> Directions:
From the entries below, pull out each line where "SORTHEAP" appears.

> Input:
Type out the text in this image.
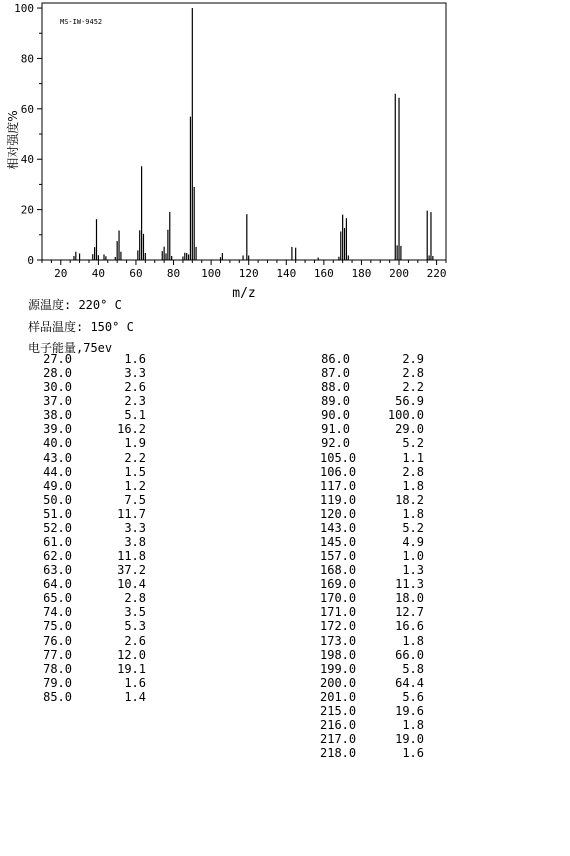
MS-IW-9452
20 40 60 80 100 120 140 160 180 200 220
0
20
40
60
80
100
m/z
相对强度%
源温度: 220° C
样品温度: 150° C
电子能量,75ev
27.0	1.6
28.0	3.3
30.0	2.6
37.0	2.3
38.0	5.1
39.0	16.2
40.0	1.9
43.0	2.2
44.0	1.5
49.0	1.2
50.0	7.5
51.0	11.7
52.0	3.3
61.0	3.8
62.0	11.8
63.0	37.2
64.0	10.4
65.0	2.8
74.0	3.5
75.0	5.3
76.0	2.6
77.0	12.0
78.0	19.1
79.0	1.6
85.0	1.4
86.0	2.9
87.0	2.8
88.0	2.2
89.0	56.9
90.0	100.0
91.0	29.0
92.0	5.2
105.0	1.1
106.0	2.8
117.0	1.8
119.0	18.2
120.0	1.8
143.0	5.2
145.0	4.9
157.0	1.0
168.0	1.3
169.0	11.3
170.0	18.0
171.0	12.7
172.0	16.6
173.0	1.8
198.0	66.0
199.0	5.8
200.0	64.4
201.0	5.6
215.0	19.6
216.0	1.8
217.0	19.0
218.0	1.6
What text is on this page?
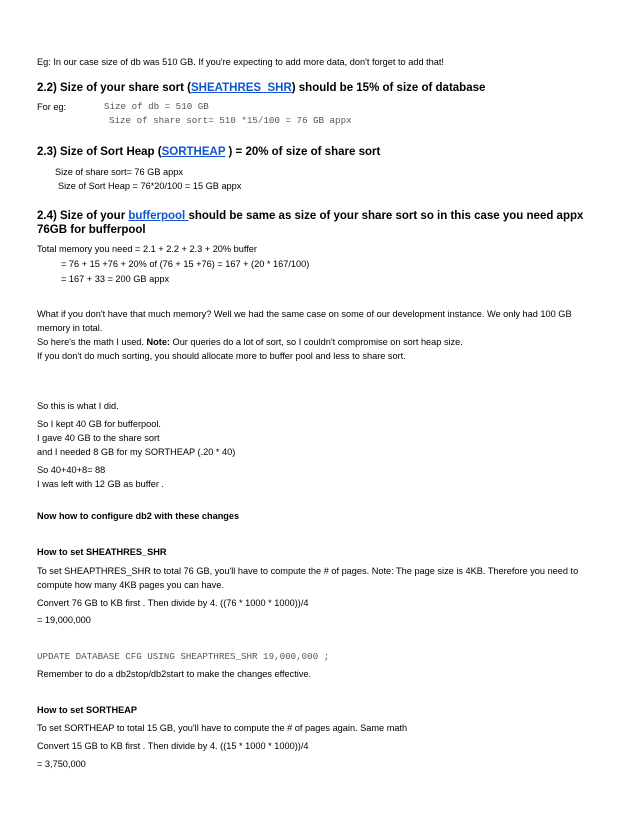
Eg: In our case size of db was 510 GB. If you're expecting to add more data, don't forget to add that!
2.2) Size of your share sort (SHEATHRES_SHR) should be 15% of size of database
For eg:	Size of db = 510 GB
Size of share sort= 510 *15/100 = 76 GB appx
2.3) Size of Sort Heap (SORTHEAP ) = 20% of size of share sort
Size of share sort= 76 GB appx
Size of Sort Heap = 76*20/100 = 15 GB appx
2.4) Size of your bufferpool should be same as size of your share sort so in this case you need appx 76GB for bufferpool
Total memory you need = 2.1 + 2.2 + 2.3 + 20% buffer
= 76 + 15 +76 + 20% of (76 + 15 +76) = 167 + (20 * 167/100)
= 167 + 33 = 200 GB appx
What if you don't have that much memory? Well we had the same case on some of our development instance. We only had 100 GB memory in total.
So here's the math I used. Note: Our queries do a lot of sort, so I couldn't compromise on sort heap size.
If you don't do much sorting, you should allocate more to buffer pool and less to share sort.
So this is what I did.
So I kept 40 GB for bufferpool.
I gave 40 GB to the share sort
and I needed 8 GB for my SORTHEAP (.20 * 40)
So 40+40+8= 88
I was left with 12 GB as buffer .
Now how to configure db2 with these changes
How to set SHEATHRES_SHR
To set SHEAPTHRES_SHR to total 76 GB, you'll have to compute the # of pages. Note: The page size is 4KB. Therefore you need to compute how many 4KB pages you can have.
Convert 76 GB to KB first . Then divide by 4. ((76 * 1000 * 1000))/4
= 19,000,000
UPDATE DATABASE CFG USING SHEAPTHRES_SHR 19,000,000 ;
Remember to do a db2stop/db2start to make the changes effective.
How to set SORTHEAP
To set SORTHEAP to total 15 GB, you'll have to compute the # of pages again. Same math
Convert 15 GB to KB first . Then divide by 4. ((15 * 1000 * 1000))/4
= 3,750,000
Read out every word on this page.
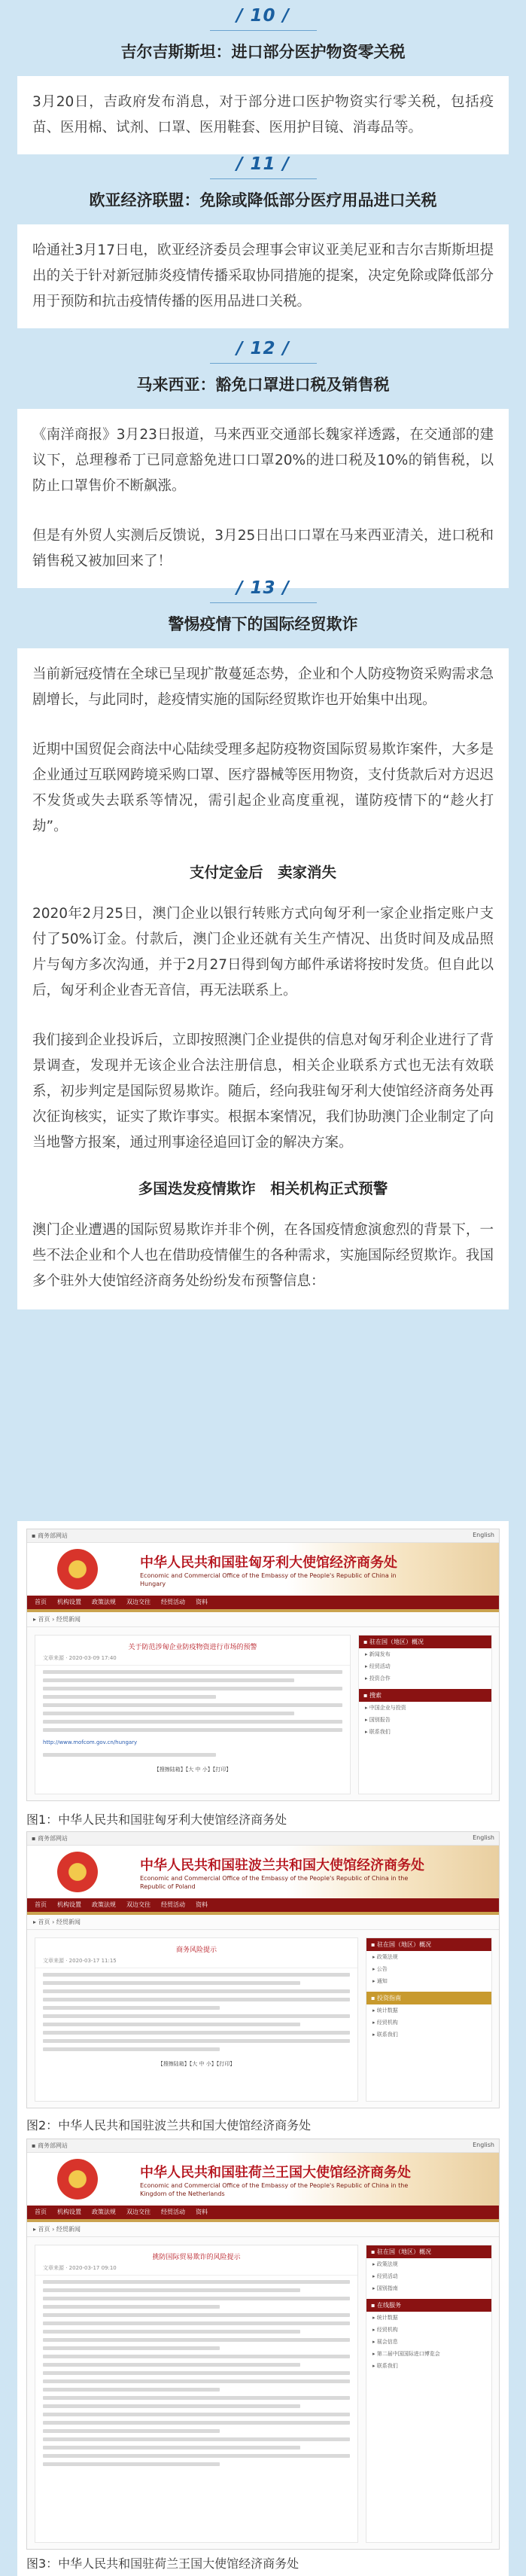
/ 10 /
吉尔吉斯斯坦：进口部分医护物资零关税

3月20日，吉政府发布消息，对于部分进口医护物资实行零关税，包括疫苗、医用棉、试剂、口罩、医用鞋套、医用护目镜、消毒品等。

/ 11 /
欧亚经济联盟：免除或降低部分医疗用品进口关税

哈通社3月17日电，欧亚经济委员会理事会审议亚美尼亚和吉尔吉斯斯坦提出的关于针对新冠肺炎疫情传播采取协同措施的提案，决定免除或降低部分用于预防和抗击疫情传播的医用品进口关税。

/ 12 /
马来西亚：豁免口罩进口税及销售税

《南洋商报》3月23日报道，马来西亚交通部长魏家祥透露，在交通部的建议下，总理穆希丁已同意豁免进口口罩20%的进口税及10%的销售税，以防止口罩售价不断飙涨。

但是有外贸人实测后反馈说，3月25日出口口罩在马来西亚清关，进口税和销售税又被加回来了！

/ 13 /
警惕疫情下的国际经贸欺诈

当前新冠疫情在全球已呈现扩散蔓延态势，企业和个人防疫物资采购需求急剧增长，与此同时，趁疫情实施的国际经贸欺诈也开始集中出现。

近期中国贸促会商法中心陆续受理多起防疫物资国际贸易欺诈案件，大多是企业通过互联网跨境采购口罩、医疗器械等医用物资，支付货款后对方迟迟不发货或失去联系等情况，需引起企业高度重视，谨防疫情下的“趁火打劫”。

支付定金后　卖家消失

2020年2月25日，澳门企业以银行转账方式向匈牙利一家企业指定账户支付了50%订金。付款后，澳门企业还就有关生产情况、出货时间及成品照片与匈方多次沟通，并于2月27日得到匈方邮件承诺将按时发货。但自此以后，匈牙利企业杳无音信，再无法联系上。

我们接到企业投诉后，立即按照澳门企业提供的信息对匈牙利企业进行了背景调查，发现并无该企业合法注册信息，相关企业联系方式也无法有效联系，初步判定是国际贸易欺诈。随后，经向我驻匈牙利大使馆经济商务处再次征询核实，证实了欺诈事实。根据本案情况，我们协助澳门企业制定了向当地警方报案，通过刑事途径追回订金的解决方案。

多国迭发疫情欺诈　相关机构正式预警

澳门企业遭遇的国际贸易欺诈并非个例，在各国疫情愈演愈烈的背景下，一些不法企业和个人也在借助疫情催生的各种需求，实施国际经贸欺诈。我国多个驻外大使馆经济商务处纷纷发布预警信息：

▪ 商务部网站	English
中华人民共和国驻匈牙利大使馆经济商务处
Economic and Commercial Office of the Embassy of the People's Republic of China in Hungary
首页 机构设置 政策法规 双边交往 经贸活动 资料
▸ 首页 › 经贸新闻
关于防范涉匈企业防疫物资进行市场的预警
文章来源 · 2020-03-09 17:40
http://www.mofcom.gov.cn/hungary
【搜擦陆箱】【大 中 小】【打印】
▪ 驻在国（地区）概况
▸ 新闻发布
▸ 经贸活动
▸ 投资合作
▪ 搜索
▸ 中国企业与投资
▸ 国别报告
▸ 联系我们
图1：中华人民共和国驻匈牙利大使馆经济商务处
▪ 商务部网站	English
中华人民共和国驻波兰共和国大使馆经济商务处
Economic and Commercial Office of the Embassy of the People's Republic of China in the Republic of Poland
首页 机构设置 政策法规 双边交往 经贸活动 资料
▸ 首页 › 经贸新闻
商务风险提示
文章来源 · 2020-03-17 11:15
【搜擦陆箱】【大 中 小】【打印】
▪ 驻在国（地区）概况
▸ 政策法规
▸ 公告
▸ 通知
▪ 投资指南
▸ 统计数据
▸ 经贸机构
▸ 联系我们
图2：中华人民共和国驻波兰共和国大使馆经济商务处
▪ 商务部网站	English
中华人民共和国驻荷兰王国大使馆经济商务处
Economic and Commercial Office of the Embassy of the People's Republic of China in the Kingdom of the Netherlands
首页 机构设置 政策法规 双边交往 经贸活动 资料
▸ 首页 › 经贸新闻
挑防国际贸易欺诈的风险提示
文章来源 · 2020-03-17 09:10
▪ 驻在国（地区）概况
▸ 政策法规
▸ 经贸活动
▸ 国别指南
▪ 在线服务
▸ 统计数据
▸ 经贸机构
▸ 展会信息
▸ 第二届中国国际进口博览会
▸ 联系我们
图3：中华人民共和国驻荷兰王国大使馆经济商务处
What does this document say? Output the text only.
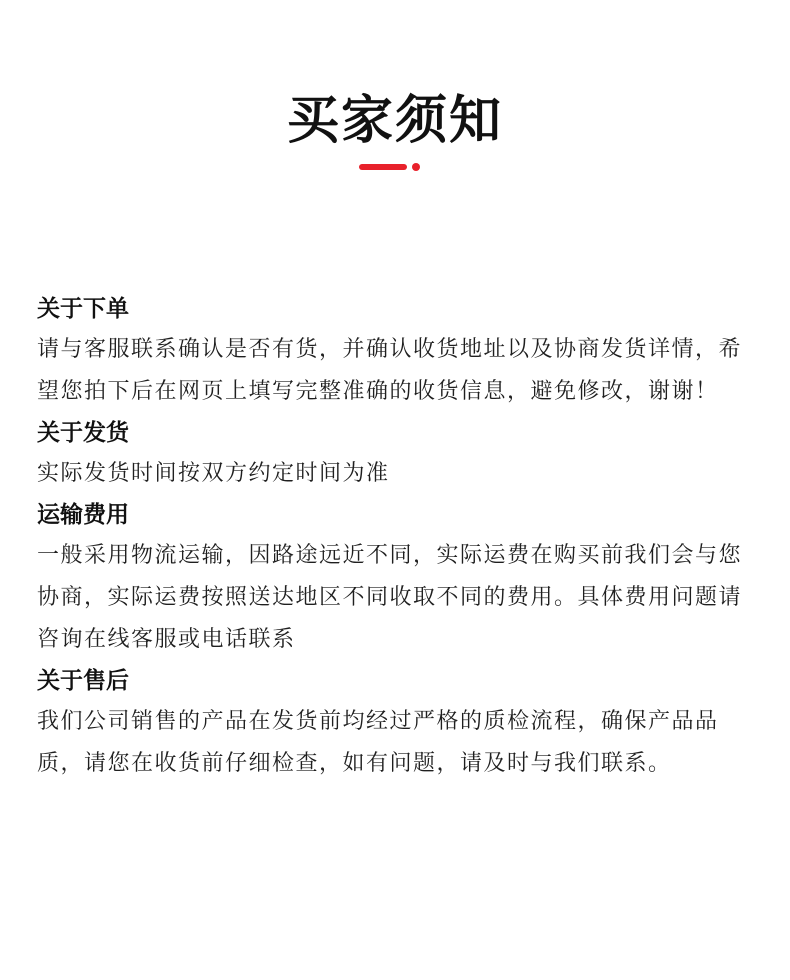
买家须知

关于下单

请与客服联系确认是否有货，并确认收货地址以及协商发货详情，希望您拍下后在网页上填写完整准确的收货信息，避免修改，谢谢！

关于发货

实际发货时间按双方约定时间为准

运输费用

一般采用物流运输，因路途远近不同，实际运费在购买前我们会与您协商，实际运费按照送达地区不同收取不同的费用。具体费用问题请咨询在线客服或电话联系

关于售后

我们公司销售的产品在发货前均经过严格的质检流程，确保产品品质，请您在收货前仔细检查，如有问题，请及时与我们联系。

> Result below:
2.3) Size of Sort Heap (SORTHEAP ) = 20% of size of share sort
and I needed 8 GB for my SORTHEAP (.20 * 40)
How to set SORTHEAP
To set SORTHEAP to total 15 GB, you'll have to compute the # of pages again. Same math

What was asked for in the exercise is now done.